## Goal
Look through the lines below and extract any with the word "svelte".

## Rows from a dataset
* * * * * * *

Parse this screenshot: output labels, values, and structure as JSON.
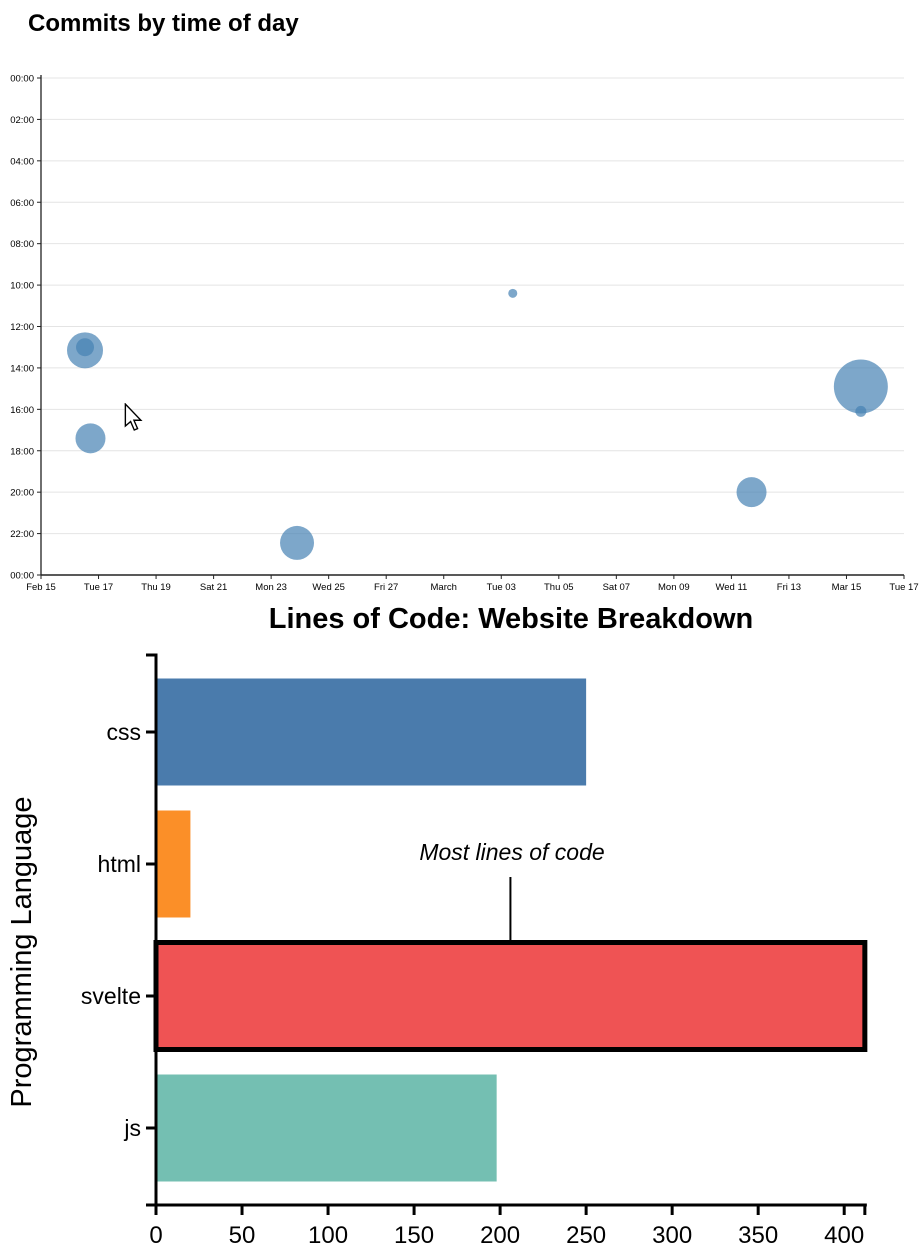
{
  "chart_data": [
    {
      "type": "scatter",
      "title": "Commits by time of day",
      "x_tick_labels": [
        "Feb 15",
        "Tue 17",
        "Thu 19",
        "Sat 21",
        "Mon 23",
        "Wed 25",
        "Fri 27",
        "March",
        "Tue 03",
        "Thu 05",
        "Sat 07",
        "Mon 09",
        "Wed 11",
        "Fri 13",
        "Mar 15",
        "Tue 17"
      ],
      "x_tick_days": [
        0,
        2,
        4,
        6,
        8,
        10,
        12,
        14,
        16,
        18,
        20,
        22,
        24,
        26,
        28,
        30
      ],
      "y_tick_labels": [
        "00:00",
        "02:00",
        "04:00",
        "06:00",
        "08:00",
        "10:00",
        "12:00",
        "14:00",
        "16:00",
        "18:00",
        "20:00",
        "22:00",
        "00:00"
      ],
      "y_tick_hours": [
        0,
        2,
        4,
        6,
        8,
        10,
        12,
        14,
        16,
        18,
        20,
        22,
        24
      ],
      "x_range_days": [
        0,
        30
      ],
      "y_range_hours": [
        0,
        24
      ],
      "grid": true,
      "point_color": "#4682B4",
      "point_opacity": 0.7,
      "points": [
        {
          "day": 1.53,
          "hour": 13.15,
          "r": 18,
          "label": "Feb 16 ~13:10"
        },
        {
          "day": 1.53,
          "hour": 13.0,
          "r": 9,
          "label": "Feb 16 ~13:00"
        },
        {
          "day": 1.72,
          "hour": 17.4,
          "r": 15,
          "label": "Feb 16 ~17:25"
        },
        {
          "day": 8.9,
          "hour": 22.45,
          "r": 17,
          "label": "Feb 24 ~22:30"
        },
        {
          "day": 16.4,
          "hour": 10.4,
          "r": 4.5,
          "label": "Mar 03 ~10:25"
        },
        {
          "day": 24.7,
          "hour": 20.0,
          "r": 15,
          "label": "Mar 11 ~20:00"
        },
        {
          "day": 28.5,
          "hour": 14.9,
          "r": 27,
          "label": "Mar 15 ~14:55"
        },
        {
          "day": 28.5,
          "hour": 16.1,
          "r": 5.5,
          "label": "Mar 15 ~16:05"
        }
      ]
    },
    {
      "type": "bar",
      "orientation": "horizontal",
      "title": "Lines of Code: Website Breakdown",
      "ylabel": "Programming Language",
      "categories": [
        "css",
        "html",
        "svelte",
        "js"
      ],
      "values": [
        250,
        20,
        412,
        198
      ],
      "bar_colors": [
        "#4A7BAC",
        "#FB8F28",
        "#EF5354",
        "#74BFB2"
      ],
      "x_ticks": [
        0,
        50,
        100,
        150,
        200,
        250,
        300,
        350,
        400
      ],
      "xlim": [
        0,
        412
      ],
      "grid": false,
      "legend": null,
      "highlight": {
        "category": "svelte",
        "border_color": "#000000",
        "border_width": 5
      },
      "annotation": {
        "text": "Most lines of code",
        "target_category": "svelte",
        "target_value": 206
      }
    }
  ],
  "cursor": {
    "present": true
  }
}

* * * * * * *

## Output for this task
        "svelte",
        "category": "svelte",
        "target_category": "svelte",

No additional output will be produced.